WORK TO BE COMPLETED:
Below are records. Count every line containing the word "Montant" and give the number alone.

[Structured figure records]
###
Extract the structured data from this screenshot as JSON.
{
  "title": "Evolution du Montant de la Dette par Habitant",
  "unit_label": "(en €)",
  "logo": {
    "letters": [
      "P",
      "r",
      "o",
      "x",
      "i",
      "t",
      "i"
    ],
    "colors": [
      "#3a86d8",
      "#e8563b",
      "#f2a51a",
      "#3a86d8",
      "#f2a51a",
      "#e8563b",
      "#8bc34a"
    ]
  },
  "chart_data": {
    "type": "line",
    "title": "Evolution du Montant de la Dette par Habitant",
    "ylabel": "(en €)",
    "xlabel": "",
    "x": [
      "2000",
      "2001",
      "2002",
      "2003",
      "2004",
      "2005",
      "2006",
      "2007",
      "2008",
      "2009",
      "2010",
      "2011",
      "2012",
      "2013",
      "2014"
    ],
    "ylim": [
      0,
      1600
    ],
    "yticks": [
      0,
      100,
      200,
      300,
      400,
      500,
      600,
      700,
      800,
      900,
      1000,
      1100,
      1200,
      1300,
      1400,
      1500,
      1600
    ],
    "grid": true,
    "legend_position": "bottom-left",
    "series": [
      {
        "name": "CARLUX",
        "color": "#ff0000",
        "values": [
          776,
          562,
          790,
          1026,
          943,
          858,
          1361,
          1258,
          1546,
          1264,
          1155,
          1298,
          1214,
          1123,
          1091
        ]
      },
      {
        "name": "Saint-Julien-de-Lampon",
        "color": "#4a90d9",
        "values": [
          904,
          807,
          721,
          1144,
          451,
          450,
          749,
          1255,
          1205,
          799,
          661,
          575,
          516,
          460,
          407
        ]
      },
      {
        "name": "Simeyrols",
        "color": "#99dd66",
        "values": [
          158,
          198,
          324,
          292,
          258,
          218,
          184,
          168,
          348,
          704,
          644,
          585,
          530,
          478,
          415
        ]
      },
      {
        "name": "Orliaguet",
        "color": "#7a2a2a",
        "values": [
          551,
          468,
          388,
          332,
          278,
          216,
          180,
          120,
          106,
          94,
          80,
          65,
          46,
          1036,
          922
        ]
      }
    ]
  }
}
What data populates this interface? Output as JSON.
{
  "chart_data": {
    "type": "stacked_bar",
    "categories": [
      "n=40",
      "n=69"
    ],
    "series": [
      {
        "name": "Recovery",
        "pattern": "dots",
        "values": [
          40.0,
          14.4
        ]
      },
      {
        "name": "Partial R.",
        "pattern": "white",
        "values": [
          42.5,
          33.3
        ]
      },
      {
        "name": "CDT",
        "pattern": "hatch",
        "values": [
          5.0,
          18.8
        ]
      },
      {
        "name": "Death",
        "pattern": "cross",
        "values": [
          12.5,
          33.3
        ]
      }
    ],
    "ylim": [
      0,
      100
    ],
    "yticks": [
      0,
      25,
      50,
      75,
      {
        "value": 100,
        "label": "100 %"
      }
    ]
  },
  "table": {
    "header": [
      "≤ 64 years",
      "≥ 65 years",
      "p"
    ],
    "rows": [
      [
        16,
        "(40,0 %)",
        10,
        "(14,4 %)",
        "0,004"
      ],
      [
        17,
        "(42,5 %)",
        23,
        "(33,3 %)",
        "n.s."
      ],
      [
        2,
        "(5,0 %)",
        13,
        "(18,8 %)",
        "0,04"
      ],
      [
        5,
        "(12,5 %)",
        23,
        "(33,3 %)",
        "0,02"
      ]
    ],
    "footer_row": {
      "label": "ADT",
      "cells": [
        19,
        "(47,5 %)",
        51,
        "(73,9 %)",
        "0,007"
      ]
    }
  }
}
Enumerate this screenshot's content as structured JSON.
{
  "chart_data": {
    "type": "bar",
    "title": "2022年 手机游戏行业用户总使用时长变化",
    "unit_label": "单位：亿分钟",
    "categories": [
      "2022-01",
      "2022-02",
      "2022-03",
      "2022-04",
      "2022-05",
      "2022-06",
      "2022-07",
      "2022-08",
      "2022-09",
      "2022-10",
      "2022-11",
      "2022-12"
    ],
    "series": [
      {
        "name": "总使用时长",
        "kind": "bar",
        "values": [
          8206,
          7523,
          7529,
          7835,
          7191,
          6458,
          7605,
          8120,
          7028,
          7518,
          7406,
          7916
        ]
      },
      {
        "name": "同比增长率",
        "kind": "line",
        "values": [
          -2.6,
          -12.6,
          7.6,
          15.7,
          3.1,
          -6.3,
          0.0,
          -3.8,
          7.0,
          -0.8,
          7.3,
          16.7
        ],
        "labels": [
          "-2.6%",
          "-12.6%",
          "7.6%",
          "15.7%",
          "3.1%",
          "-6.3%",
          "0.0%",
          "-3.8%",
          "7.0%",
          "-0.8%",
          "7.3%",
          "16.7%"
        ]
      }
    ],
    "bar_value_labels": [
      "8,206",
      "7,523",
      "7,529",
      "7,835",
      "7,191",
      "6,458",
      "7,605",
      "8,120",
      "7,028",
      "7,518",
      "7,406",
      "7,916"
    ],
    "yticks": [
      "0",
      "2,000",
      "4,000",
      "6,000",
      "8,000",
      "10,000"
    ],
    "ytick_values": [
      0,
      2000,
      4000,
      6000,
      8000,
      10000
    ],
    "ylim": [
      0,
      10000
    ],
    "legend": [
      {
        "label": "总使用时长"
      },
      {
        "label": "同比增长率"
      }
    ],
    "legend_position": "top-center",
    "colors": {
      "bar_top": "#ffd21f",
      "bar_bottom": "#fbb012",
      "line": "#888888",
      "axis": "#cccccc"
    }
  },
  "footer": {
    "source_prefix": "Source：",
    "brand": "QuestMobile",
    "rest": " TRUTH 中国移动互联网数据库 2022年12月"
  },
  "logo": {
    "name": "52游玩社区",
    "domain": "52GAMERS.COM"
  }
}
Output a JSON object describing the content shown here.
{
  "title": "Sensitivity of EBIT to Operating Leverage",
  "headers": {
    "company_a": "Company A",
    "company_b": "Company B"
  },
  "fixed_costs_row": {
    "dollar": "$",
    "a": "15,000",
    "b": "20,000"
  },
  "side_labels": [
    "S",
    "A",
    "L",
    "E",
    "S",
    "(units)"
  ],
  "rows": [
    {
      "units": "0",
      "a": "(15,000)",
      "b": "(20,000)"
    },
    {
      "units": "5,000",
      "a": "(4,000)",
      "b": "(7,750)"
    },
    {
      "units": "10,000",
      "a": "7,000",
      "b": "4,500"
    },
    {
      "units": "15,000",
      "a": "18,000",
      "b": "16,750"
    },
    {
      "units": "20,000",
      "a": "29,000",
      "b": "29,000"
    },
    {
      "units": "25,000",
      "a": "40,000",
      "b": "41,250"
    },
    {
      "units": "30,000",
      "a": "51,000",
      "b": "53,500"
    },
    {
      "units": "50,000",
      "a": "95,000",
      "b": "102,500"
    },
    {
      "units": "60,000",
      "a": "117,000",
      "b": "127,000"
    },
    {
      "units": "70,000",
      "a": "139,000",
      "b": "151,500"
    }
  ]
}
###
TASK RESULT:
2